WHAT TO WORK ON:
Quote the passage from the piece on California's storms and drought, starting at "A version of" and ending at "should be here.".

EXCERPT:
- - - -

California Storms: A Dent in the Drought

Spillway at Alpine Lake on Mt. Tamalpais. File photo: Marin Municipal Water District
Spillway at Alpine Lake on Mt. Tamalpais. File photo: Marin Municipal Water District

A version of this post also appears on Dan Brekke’s personal blog, Infospigot. Also see our updated map of reservoir conditions at the end of this post.

By Dan Brekke

Is California’s drought over? OK, let’s take a step back. Yes, I realize one could debate whether the last three years in California actually constitute a drought. But that’s a discussion for another time. For now, I think everyone can agree that we’ve had lower-than-average precipitation for the past three years.

The only reason to ask the question is that, after the first half of the wet season delivered only spotty rain, we’ve had a pretty solid week of downpours. Water is sluicing into our reservoirs, and the hills are greening up. Some counties, like Marin, have water tumbling down the spillways. All of that is a sign of what we think winter should be here.

My favorite water statistic from last week: when the storms were at their heaviest around Lake Shasta, California’s biggest reservoir, water was flowing into the lake at about 500,000 gallons per second. That’s 1.5 acre feet, or about enough for two-to-three “average” households for a year, every second.*

Amazing numbers like that aside, the people who get paid to think about whether the drought is over say “not yet.” Last week, Quest managing editor Paul Rogers wrote a good summary of the situation, for The San Jose Mercury News.

Rogers’ story does contain one bit of quirky California thinking about rain and water, though. He quotes a well established local meteorologist, Jan Null, about where we stand in terms of normal rainfall, saying: “This is a great start, but we need to keep it going.”

Of course, Null recognizes better than most that the amount of rain we get and when we get it is out of anyone’s control. But once you understand the importance of water in California, once you get how crucial the winter rains are, there’s a score-keeping aspect to weather-watching here. It becomes second nature to study the rain gauge and the seasonal precipitation table as an index of performance, a reflection on whether a great collective goal is being attained. Lots of rain means we’re doing well (and that we can put the complexities of water supply out of our minds). A dry spell means we’re failing (and the prospect of hell to pay, or at least the strong possibility of stringent conservation measures).

- - - -

EXTRACTED ENTRIES:
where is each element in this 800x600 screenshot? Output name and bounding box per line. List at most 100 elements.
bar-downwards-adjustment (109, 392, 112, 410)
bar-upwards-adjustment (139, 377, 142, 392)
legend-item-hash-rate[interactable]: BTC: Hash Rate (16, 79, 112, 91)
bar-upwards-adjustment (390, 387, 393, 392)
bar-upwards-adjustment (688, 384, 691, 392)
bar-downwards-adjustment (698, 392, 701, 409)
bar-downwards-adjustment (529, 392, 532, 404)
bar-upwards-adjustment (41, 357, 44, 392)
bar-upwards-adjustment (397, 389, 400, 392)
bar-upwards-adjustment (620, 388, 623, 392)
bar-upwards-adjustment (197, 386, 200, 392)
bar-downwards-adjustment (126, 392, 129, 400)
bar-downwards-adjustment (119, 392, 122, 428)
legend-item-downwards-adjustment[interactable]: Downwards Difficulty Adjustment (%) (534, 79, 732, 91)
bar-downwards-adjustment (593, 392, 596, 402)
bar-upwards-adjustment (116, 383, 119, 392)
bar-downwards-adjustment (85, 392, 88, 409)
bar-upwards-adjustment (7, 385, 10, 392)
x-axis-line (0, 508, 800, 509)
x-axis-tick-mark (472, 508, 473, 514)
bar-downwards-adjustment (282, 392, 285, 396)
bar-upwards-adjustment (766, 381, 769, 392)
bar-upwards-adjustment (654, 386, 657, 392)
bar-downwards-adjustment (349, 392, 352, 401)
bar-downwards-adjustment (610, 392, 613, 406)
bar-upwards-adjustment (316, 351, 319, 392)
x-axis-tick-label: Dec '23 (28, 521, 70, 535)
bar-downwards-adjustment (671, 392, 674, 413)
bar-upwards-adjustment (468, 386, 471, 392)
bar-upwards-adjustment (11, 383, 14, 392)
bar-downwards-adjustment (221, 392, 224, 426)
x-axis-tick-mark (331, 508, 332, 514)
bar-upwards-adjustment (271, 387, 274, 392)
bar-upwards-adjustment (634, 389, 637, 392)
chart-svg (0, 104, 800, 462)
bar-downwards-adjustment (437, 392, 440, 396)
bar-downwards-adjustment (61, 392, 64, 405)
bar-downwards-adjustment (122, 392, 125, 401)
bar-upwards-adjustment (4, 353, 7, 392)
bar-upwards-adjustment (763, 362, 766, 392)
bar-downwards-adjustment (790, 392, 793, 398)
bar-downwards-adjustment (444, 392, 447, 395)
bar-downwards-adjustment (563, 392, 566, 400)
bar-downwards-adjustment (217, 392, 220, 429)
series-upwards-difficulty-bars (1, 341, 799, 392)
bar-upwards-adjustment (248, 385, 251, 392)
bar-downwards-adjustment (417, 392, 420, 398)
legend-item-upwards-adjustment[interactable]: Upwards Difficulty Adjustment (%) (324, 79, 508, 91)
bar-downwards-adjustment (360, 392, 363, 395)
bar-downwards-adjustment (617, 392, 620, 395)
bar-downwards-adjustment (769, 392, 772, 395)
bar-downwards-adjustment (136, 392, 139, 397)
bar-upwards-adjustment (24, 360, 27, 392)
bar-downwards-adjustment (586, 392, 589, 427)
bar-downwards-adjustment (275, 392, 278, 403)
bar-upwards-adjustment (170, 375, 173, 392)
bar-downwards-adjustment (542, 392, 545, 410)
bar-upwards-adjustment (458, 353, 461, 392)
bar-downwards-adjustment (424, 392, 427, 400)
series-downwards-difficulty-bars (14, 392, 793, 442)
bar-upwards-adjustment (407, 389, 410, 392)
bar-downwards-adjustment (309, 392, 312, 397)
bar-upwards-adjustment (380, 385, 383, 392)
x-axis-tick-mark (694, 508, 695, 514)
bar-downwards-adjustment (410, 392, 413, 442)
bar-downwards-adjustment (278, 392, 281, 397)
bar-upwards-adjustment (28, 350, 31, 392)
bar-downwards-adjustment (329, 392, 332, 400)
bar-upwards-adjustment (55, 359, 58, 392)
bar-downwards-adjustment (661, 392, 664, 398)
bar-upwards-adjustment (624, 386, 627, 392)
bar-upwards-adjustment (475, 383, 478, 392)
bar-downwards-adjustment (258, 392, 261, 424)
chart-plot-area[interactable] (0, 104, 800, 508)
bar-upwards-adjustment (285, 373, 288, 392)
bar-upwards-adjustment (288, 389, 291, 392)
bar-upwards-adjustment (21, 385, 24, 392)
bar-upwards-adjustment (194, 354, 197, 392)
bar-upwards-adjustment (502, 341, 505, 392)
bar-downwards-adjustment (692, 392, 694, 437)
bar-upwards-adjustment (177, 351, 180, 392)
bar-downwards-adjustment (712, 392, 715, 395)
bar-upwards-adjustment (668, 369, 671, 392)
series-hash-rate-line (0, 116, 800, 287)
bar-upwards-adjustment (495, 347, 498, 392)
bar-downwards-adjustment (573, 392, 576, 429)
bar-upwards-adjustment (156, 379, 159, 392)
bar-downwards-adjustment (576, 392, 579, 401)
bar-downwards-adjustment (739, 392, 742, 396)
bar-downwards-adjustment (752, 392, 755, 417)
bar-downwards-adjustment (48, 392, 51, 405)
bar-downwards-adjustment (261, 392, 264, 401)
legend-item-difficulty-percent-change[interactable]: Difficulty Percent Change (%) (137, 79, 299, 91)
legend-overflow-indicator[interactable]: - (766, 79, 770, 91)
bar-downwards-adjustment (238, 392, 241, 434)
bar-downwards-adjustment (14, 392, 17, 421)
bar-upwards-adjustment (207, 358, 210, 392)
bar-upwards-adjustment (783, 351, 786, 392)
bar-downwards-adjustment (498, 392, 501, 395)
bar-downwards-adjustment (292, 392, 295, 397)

- - - -

OUTPUT:
A version of this post also appears on Dan Brekke’s personal blog, Infospigot. Also see our updated map of reservoir conditions at the end of this post.

By Dan Brekke

Is California’s drought over? OK, let’s take a step back. Yes, I realize one could debate whether the last three years in California actually constitute a drought. But that’s a discussion for another time. For now, I think everyone can agree that we’ve had lower-than-average precipitation for the past three years.

The only reason to ask the question is that, after the first half of the wet season delivered only spotty rain, we’ve had a pretty solid week of downpours. Water is sluicing into our reservoirs, and the hills are greening up. Some counties, like Marin, have water tumbling down the spillways. All of that is a sign of what we think winter should be here.